In the material below, identify each line bearing the word "caption". Reproduce those lines.

BEGIN RECORD EXTRACTS

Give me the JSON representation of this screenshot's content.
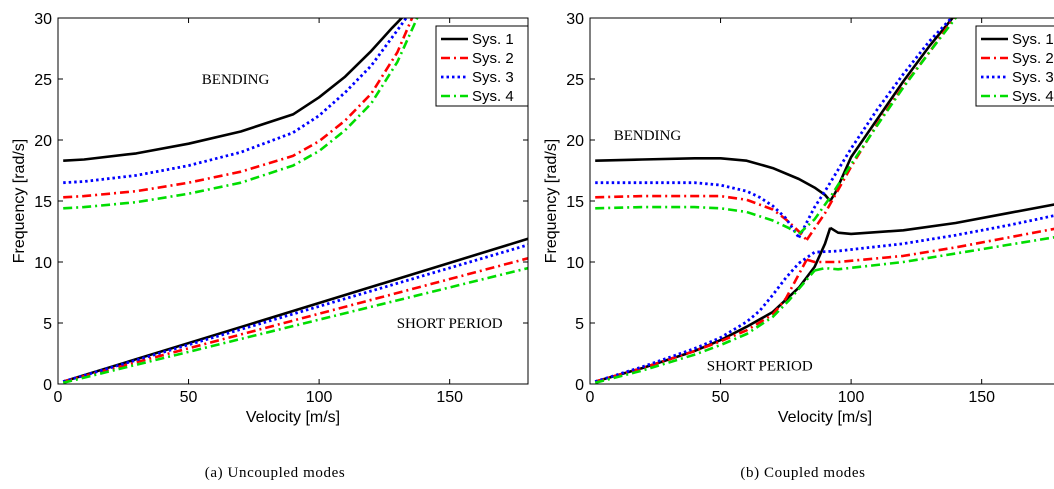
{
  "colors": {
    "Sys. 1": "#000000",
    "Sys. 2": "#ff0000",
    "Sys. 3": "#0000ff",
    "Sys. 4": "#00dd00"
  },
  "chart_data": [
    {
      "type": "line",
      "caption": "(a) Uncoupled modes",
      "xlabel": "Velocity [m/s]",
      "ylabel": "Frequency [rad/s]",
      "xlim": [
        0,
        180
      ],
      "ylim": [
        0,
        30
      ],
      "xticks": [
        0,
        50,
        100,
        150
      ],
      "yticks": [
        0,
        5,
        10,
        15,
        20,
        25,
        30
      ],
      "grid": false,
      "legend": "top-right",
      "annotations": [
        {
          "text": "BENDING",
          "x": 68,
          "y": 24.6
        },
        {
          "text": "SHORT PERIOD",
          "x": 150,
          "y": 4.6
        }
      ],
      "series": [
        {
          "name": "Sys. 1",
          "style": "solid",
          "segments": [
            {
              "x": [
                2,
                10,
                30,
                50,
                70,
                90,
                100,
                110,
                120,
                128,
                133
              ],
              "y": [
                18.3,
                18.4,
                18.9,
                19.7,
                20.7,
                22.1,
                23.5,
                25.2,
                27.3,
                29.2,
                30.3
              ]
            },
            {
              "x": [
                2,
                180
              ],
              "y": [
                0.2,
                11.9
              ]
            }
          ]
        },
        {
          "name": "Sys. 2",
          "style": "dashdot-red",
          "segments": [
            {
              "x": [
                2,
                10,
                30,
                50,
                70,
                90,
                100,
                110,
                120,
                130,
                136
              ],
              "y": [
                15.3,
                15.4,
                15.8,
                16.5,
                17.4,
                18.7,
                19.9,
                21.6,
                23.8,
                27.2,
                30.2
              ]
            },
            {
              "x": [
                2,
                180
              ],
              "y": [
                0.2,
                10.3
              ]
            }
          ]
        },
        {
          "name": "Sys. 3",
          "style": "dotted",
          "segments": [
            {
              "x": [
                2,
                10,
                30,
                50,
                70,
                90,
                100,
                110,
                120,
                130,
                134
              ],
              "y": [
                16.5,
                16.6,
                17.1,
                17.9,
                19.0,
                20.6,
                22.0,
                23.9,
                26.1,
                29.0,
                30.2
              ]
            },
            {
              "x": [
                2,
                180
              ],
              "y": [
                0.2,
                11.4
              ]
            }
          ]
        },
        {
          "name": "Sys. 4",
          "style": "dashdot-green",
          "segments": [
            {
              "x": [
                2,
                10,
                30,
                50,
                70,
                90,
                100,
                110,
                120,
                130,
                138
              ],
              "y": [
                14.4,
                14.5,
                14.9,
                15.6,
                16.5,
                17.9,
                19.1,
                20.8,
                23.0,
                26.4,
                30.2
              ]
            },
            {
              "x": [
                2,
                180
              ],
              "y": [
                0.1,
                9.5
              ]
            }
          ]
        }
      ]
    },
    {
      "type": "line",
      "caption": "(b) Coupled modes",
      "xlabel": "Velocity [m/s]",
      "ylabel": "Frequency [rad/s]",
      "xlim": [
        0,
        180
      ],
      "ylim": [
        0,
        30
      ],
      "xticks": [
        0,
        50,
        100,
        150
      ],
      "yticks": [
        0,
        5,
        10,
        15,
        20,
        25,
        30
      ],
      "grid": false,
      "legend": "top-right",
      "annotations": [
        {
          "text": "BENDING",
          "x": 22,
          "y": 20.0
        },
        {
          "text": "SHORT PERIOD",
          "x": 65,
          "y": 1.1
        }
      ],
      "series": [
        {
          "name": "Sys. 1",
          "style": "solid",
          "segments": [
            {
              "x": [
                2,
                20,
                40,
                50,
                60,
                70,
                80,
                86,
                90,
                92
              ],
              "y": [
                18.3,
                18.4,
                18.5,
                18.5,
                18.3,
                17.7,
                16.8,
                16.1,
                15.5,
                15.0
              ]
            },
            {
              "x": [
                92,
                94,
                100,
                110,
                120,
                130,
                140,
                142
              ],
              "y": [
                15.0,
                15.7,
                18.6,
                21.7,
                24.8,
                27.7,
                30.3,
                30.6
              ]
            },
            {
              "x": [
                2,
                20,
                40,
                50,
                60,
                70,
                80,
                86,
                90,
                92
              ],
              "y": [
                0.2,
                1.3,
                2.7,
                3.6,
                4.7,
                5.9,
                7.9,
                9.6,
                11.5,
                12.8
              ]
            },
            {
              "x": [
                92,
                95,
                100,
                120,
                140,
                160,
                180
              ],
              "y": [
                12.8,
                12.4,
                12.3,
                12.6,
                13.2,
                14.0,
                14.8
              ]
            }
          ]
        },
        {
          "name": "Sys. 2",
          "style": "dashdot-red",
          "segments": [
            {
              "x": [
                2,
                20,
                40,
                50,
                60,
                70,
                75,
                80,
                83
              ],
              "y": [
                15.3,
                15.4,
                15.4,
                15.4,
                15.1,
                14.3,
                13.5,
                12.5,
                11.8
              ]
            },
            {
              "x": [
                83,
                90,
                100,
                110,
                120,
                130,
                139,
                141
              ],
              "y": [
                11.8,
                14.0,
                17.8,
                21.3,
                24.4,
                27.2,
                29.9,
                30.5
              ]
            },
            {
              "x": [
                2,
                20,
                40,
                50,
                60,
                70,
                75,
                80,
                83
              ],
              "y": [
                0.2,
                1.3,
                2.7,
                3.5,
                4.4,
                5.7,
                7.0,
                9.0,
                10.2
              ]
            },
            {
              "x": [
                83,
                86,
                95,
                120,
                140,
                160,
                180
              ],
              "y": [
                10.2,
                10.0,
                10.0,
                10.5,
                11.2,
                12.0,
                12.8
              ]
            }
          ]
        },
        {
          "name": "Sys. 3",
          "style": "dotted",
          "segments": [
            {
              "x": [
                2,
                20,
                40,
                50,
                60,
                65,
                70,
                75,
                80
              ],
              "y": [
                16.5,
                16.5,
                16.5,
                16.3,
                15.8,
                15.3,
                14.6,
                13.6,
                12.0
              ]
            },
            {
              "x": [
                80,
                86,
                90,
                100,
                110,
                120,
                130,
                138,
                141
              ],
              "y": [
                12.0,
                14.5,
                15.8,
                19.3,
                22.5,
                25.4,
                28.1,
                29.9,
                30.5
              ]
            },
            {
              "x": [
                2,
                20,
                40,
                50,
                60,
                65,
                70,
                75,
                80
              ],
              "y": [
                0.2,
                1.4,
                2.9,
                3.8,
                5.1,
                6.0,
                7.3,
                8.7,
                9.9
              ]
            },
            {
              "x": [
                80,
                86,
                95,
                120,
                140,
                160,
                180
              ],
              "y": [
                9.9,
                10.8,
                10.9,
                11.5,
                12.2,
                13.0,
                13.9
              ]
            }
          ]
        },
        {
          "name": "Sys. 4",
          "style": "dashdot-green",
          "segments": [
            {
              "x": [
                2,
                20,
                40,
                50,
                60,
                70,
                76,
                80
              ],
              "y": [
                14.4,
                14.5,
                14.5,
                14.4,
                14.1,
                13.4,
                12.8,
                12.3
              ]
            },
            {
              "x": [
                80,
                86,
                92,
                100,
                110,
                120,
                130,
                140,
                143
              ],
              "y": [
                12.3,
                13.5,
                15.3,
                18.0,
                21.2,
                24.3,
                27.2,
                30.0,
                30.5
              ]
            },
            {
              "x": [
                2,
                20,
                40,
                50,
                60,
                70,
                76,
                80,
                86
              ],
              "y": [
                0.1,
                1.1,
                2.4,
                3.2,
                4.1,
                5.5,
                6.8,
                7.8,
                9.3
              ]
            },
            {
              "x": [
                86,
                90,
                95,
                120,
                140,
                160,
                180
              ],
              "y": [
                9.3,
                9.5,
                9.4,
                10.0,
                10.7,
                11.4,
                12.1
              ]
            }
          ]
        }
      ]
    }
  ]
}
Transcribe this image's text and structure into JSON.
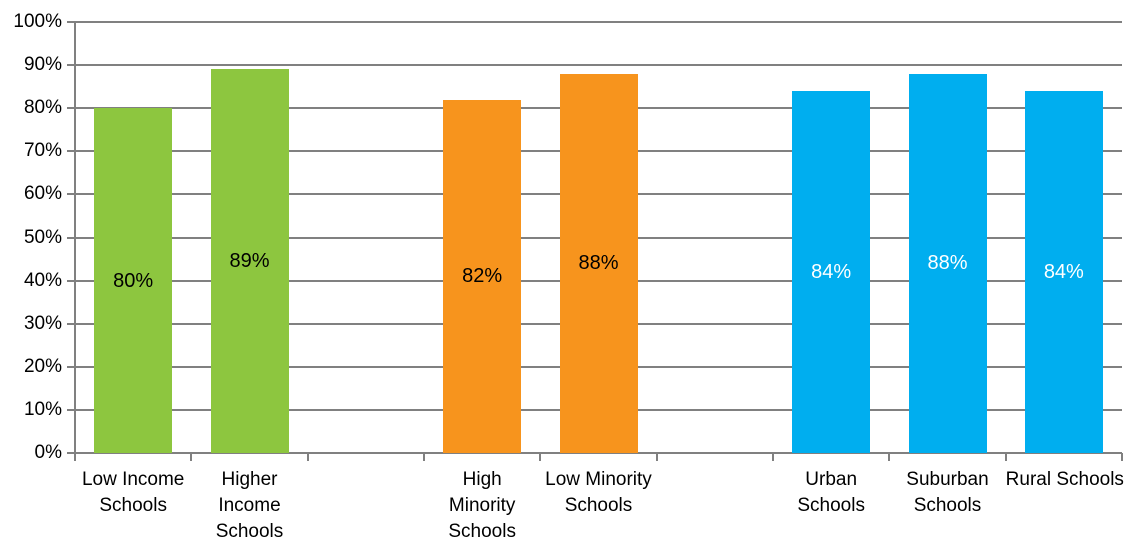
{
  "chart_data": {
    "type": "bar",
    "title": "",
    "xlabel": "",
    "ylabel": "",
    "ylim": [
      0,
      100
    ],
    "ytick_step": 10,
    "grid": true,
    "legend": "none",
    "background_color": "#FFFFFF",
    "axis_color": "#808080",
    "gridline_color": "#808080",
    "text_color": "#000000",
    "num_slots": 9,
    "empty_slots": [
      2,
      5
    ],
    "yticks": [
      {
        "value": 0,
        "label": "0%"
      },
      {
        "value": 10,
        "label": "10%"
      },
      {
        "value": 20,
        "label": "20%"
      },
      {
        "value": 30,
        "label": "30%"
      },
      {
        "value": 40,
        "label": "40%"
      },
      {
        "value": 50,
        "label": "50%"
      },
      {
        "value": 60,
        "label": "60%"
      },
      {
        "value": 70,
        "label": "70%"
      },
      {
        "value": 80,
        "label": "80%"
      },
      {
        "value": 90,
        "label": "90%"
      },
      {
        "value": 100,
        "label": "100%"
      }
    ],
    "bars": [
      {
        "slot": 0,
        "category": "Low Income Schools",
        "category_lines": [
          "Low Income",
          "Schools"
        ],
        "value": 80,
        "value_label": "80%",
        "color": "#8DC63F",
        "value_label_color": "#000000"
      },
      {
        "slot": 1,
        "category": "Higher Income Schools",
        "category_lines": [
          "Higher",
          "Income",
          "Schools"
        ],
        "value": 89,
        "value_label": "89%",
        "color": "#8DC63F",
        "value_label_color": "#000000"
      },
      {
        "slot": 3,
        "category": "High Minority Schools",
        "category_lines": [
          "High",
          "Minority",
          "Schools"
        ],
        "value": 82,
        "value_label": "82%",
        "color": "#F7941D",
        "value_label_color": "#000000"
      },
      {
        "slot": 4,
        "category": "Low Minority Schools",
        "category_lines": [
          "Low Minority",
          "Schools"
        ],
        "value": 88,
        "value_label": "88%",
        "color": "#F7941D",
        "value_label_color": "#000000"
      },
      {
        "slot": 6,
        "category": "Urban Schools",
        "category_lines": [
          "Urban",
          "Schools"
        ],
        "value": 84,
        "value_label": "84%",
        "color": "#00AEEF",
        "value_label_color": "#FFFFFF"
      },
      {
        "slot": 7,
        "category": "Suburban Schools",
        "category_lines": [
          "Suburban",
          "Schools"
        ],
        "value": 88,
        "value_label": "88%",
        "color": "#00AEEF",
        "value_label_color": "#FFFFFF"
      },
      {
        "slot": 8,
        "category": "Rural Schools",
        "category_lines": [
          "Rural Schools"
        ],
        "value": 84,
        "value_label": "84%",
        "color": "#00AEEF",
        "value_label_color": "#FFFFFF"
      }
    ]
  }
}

END RECORD EXTRACTS

**FINISHED EXERCISE**
      "caption": "(a) Uncoupled modes",
      "caption": "(b) Coupled modes",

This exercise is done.